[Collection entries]
◆ ◆ ◆

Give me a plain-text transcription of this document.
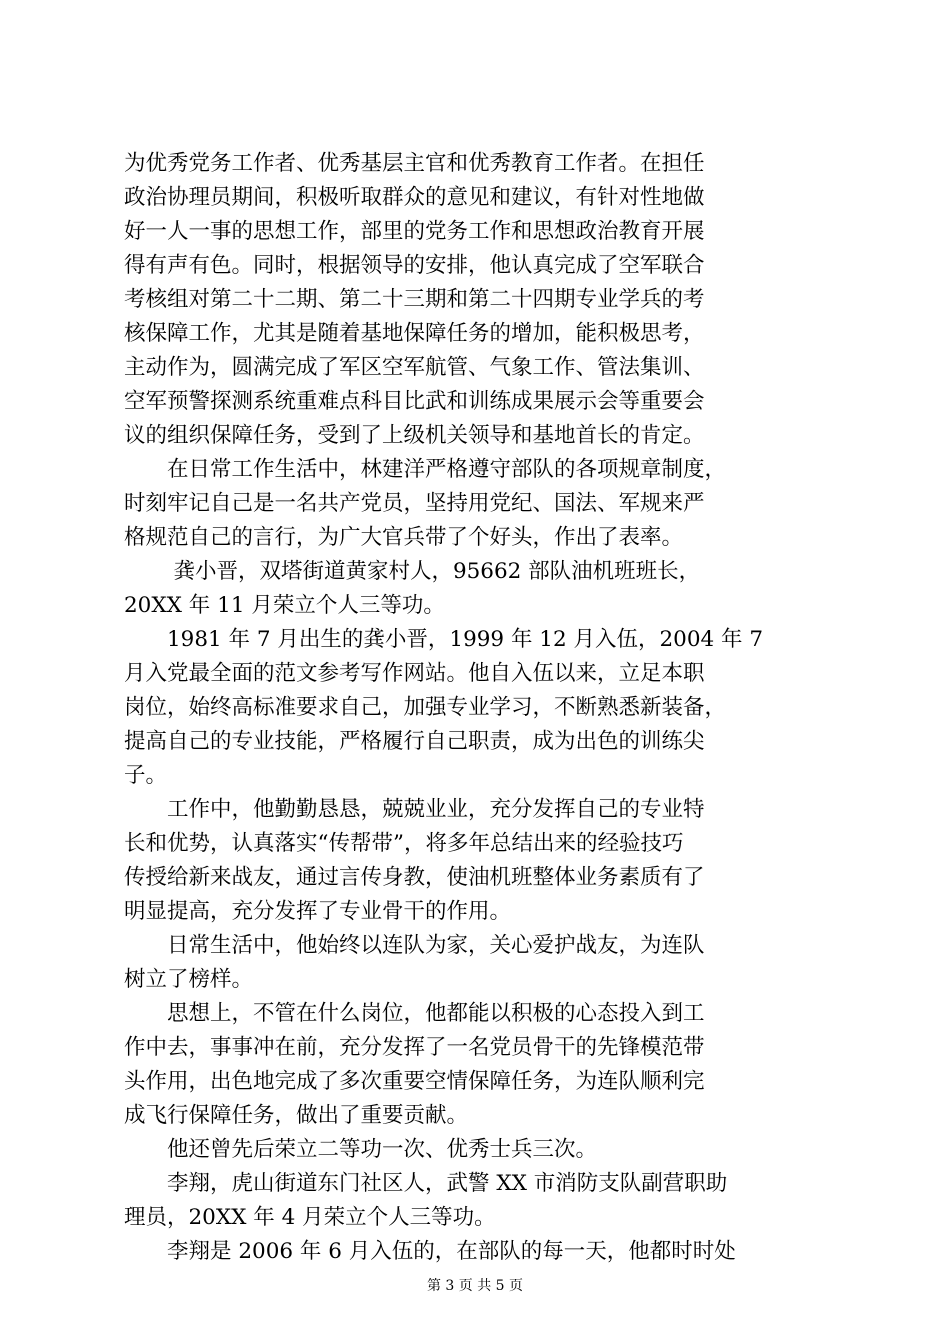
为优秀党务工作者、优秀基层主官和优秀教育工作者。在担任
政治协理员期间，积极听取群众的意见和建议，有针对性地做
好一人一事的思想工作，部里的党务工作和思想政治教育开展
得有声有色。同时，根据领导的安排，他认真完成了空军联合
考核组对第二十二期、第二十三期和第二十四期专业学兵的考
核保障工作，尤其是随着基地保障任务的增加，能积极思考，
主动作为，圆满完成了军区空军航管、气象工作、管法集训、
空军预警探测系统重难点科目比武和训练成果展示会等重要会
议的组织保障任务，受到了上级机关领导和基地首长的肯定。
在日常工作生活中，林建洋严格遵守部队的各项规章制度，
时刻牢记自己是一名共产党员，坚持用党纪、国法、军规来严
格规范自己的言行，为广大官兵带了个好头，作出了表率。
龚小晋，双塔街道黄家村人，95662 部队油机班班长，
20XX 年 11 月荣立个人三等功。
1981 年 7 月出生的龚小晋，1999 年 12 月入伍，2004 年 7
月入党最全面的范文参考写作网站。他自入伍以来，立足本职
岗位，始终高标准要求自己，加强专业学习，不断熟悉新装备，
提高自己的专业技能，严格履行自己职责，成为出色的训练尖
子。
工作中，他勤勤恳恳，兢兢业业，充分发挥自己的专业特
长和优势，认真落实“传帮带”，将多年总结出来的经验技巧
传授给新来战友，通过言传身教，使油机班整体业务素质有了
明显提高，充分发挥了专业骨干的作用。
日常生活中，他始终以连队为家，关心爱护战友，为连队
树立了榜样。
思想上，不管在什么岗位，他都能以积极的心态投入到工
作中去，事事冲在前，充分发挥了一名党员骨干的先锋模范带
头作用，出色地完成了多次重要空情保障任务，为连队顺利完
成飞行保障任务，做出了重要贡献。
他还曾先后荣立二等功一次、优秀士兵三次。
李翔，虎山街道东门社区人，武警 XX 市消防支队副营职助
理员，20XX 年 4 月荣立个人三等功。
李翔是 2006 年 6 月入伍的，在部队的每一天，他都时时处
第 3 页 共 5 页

◆ ◆ ◆

▶ _Exercise_:
Copy each line of the records precisely and drop any images they hold.

▶ _Correct response_:
Give me a plain-text transcription of this document.
为优秀党务工作者、优秀基层主官和优秀教育工作者。在担任
政治协理员期间，积极听取群众的意见和建议，有针对性地做
好一人一事的思想工作，部里的党务工作和思想政治教育开展
得有声有色。同时，根据领导的安排，他认真完成了空军联合
考核组对第二十二期、第二十三期和第二十四期专业学兵的考
核保障工作，尤其是随着基地保障任务的增加，能积极思考，
主动作为，圆满完成了军区空军航管、气象工作、管法集训、
空军预警探测系统重难点科目比武和训练成果展示会等重要会
议的组织保障任务，受到了上级机关领导和基地首长的肯定。
在日常工作生活中，林建洋严格遵守部队的各项规章制度，
时刻牢记自己是一名共产党员，坚持用党纪、国法、军规来严
格规范自己的言行，为广大官兵带了个好头，作出了表率。
龚小晋，双塔街道黄家村人，95662 部队油机班班长，
20XX 年 11 月荣立个人三等功。
1981 年 7 月出生的龚小晋，1999 年 12 月入伍，2004 年 7
月入党最全面的范文参考写作网站。他自入伍以来，立足本职
岗位，始终高标准要求自己，加强专业学习，不断熟悉新装备，
提高自己的专业技能，严格履行自己职责，成为出色的训练尖
子。
工作中，他勤勤恳恳，兢兢业业，充分发挥自己的专业特
长和优势，认真落实“传帮带”，将多年总结出来的经验技巧
传授给新来战友，通过言传身教，使油机班整体业务素质有了
明显提高，充分发挥了专业骨干的作用。
日常生活中，他始终以连队为家，关心爱护战友，为连队
树立了榜样。
思想上，不管在什么岗位，他都能以积极的心态投入到工
作中去，事事冲在前，充分发挥了一名党员骨干的先锋模范带
头作用，出色地完成了多次重要空情保障任务，为连队顺利完
成飞行保障任务，做出了重要贡献。
他还曾先后荣立二等功一次、优秀士兵三次。
李翔，虎山街道东门社区人，武警 XX 市消防支队副营职助
理员，20XX 年 4 月荣立个人三等功。
李翔是 2006 年 6 月入伍的，在部队的每一天，他都时时处
第 3 页 共 5 页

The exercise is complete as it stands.